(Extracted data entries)
## start

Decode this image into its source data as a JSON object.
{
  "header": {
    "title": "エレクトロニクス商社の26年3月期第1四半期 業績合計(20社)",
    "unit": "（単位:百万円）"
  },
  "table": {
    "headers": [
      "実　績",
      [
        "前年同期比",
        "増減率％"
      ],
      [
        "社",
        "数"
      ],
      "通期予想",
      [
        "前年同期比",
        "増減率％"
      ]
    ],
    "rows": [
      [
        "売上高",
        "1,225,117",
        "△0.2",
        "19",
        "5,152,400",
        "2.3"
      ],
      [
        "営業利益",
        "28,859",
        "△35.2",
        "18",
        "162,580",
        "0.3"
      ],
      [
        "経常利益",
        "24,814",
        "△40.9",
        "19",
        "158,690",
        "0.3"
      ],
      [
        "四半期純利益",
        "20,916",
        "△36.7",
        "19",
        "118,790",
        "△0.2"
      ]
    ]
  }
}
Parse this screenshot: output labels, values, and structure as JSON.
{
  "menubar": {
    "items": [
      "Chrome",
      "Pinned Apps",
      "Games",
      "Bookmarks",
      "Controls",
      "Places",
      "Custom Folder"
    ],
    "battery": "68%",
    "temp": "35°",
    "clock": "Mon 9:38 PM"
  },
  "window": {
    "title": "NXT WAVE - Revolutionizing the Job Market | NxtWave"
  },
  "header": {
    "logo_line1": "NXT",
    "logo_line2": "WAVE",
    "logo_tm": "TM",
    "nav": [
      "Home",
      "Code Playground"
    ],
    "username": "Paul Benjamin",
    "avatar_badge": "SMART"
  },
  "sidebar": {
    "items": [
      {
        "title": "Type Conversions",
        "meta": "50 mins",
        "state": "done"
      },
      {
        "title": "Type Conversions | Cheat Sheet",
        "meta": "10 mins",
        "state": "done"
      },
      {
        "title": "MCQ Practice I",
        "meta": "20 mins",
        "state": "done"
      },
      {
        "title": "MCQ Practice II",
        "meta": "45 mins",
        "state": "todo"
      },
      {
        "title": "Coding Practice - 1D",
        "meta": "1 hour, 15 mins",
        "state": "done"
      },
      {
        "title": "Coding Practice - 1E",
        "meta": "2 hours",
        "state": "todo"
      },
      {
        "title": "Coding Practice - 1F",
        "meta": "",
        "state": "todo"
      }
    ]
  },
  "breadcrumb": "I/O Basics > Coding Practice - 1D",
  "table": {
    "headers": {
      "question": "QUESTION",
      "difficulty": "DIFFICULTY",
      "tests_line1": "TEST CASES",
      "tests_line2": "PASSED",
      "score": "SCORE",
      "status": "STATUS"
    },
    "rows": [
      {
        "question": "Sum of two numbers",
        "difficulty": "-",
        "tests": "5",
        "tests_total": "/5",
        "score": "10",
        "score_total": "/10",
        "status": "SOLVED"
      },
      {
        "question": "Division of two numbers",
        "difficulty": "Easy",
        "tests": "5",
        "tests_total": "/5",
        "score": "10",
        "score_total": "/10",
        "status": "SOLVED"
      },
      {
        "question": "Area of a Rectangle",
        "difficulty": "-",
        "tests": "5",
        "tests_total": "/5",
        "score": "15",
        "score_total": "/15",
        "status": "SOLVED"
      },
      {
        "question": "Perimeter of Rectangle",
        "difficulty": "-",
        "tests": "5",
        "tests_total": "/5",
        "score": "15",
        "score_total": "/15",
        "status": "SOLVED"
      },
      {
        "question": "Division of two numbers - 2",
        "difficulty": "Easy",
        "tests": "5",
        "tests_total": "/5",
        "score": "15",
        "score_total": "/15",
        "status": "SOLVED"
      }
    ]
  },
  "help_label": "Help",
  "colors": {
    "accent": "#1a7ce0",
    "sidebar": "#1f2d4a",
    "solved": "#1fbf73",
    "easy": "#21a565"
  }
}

## end

Take the entries above and transcribe them in full.

TASK RESPONSE:
Decode this image into its source data as a JSON object.
{
  "header": {
    "title": "エレクトロニクス商社の26年3月期第1四半期 業績合計(20社)",
    "unit": "（単位:百万円）"
  },
  "table": {
    "headers": [
      "実　績",
      [
        "前年同期比",
        "増減率％"
      ],
      [
        "社",
        "数"
      ],
      "通期予想",
      [
        "前年同期比",
        "増減率％"
      ]
    ],
    "rows": [
      [
        "売上高",
        "1,225,117",
        "△0.2",
        "19",
        "5,152,400",
        "2.3"
      ],
      [
        "営業利益",
        "28,859",
        "△35.2",
        "18",
        "162,580",
        "0.3"
      ],
      [
        "経常利益",
        "24,814",
        "△40.9",
        "19",
        "158,690",
        "0.3"
      ],
      [
        "四半期純利益",
        "20,916",
        "△36.7",
        "19",
        "118,790",
        "△0.2"
      ]
    ]
  }
}
Parse this screenshot: output labels, values, and structure as JSON.
{
  "menubar": {
    "items": [
      "Chrome",
      "Pinned Apps",
      "Games",
      "Bookmarks",
      "Controls",
      "Places",
      "Custom Folder"
    ],
    "battery": "68%",
    "temp": "35°",
    "clock": "Mon 9:38 PM"
  },
  "window": {
    "title": "NXT WAVE - Revolutionizing the Job Market | NxtWave"
  },
  "header": {
    "logo_line1": "NXT",
    "logo_line2": "WAVE",
    "logo_tm": "TM",
    "nav": [
      "Home",
      "Code Playground"
    ],
    "username": "Paul Benjamin",
    "avatar_badge": "SMART"
  },
  "sidebar": {
    "items": [
      {
        "title": "Type Conversions",
        "meta": "50 mins",
        "state": "done"
      },
      {
        "title": "Type Conversions | Cheat Sheet",
        "meta": "10 mins",
        "state": "done"
      },
      {
        "title": "MCQ Practice I",
        "meta": "20 mins",
        "state": "done"
      },
      {
        "title": "MCQ Practice II",
        "meta": "45 mins",
        "state": "todo"
      },
      {
        "title": "Coding Practice - 1D",
        "meta": "1 hour, 15 mins",
        "state": "done"
      },
      {
        "title": "Coding Practice - 1E",
        "meta": "2 hours",
        "state": "todo"
      },
      {
        "title": "Coding Practice - 1F",
        "meta": "",
        "state": "todo"
      }
    ]
  },
  "breadcrumb": "I/O Basics > Coding Practice - 1D",
  "table": {
    "headers": {
      "question": "QUESTION",
      "difficulty": "DIFFICULTY",
      "tests_line1": "TEST CASES",
      "tests_line2": "PASSED",
      "score": "SCORE",
      "status": "STATUS"
    },
    "rows": [
      {
        "question": "Sum of two numbers",
        "difficulty": "-",
        "tests": "5",
        "tests_total": "/5",
        "score": "10",
        "score_total": "/10",
        "status": "SOLVED"
      },
      {
        "question": "Division of two numbers",
        "difficulty": "Easy",
        "tests": "5",
        "tests_total": "/5",
        "score": "10",
        "score_total": "/10",
        "status": "SOLVED"
      },
      {
        "question": "Area of a Rectangle",
        "difficulty": "-",
        "tests": "5",
        "tests_total": "/5",
        "score": "15",
        "score_total": "/15",
        "status": "SOLVED"
      },
      {
        "question": "Perimeter of Rectangle",
        "difficulty": "-",
        "tests": "5",
        "tests_total": "/5",
        "score": "15",
        "score_total": "/15",
        "status": "SOLVED"
      },
      {
        "question": "Division of two numbers - 2",
        "difficulty": "Easy",
        "tests": "5",
        "tests_total": "/5",
        "score": "15",
        "score_total": "/15",
        "status": "SOLVED"
      }
    ]
  },
  "help_label": "Help",
  "colors": {
    "accent": "#1a7ce0",
    "sidebar": "#1f2d4a",
    "solved": "#1fbf73",
    "easy": "#21a565"
  }
}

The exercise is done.